◆ EXERCISE TASK:
Identify every line in the records below that contains the word "activité", and copy each of those lines.

◆ SUPPLIED DATA:
************

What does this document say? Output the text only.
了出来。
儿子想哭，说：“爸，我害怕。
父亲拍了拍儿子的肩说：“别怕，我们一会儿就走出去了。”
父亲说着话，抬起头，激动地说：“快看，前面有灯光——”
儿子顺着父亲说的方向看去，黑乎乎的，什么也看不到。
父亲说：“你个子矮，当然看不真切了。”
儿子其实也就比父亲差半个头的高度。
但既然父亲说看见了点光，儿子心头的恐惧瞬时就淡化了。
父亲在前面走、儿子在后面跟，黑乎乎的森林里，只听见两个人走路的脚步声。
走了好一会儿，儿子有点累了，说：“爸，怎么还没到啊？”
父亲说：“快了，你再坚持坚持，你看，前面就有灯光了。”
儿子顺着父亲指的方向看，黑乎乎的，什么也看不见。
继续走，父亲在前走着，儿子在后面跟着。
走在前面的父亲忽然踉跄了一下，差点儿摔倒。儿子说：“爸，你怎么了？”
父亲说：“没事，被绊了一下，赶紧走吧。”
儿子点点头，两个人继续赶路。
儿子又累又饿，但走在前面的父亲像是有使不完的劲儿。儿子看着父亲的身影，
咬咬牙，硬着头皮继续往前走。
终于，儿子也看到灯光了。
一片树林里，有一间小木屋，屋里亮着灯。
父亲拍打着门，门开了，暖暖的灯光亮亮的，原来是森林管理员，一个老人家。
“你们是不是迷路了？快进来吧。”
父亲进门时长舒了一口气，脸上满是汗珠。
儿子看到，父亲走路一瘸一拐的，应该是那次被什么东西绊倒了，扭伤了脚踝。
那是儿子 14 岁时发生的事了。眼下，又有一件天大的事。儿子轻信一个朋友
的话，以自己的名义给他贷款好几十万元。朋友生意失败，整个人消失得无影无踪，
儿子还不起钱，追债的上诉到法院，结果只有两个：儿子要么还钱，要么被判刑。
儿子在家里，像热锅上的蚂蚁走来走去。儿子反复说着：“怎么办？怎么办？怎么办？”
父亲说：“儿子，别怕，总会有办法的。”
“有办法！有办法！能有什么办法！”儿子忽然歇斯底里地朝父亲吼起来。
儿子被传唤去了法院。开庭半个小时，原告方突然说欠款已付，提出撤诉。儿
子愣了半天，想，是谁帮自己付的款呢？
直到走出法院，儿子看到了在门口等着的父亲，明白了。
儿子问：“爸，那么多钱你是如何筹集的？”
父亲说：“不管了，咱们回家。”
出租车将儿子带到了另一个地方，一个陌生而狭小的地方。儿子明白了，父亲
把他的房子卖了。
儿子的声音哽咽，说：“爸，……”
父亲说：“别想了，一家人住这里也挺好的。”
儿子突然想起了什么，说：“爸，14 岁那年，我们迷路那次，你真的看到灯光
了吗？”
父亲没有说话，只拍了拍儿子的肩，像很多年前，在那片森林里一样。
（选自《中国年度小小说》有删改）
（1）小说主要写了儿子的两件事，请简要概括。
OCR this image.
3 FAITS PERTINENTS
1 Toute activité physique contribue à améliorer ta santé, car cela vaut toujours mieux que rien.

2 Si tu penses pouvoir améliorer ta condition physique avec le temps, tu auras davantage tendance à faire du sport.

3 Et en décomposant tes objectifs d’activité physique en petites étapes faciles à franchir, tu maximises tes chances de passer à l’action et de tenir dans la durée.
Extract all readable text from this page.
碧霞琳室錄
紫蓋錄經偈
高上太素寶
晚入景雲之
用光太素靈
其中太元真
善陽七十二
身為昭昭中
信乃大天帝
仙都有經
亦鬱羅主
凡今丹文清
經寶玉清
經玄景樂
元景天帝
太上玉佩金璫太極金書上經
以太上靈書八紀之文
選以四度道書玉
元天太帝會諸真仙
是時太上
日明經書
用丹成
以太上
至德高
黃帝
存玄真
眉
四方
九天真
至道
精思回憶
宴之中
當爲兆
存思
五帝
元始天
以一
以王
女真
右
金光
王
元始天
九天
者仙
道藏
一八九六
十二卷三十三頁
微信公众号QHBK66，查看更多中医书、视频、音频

************

◆ FULL ANSWER:
1 Toute activité physique contribue à améliorer ta santé, car cela vaut toujours mieux que rien.
3 Et en décomposant tes objectifs d’activité physique en petites étapes faciles à franchir, tu maximises tes chances de passer à l’action et de tenir dans la durée.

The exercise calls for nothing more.